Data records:
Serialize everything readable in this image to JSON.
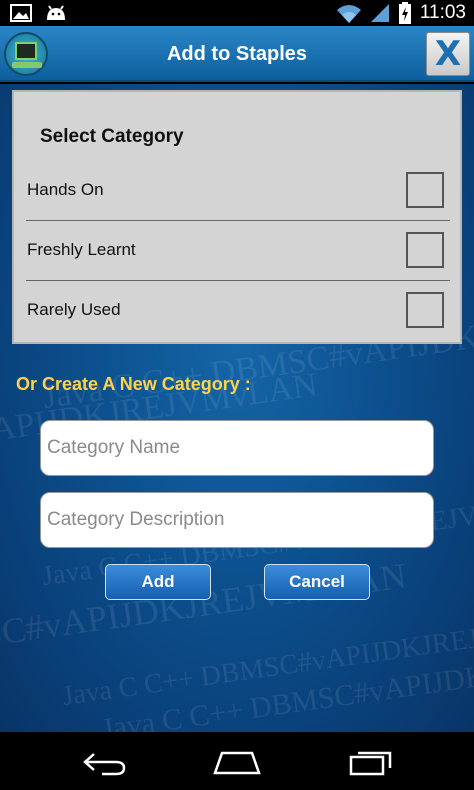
{
  "status_bar": {
    "time": "11:03"
  },
  "title_bar": {
    "title": "Add to Staples",
    "close_label": "X"
  },
  "category_panel": {
    "heading": "Select Category",
    "items": [
      {
        "label": "Hands On",
        "checked": false
      },
      {
        "label": "Freshly Learnt",
        "checked": false
      },
      {
        "label": "Rarely Used",
        "checked": false
      }
    ]
  },
  "create": {
    "heading": "Or Create A New Category :",
    "name_placeholder": "Category Name",
    "name_value": "",
    "description_placeholder": "Category Description",
    "description_value": ""
  },
  "buttons": {
    "add_label": "Add",
    "cancel_label": "Cancel"
  },
  "background_text": [
    "Java C C++ DBMSC#vAPIJDKJREJVMvLAN",
    "APIJDKJREJVMvLAN",
    "Java C C++ DBMSC#vAPIJDKJREJVM",
    "SC#vAPIJDKJREJVMvLAN",
    "Java C C++ DBMSC#vAPIJDKJREJVMvLAN",
    "Java C C++ DBMSC#vAPIJDKJR"
  ],
  "colors": {
    "title_bar": "#1a72b5",
    "accent_text": "#ffd24a",
    "button": "#2a78c8"
  }
}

## [REQUIREMENT]
Go through the records above, find every line with the word "heading", and list those lines.

## [TASK RESULT]
    "heading": "Select Category",
    "heading": "Or Create A New Category :",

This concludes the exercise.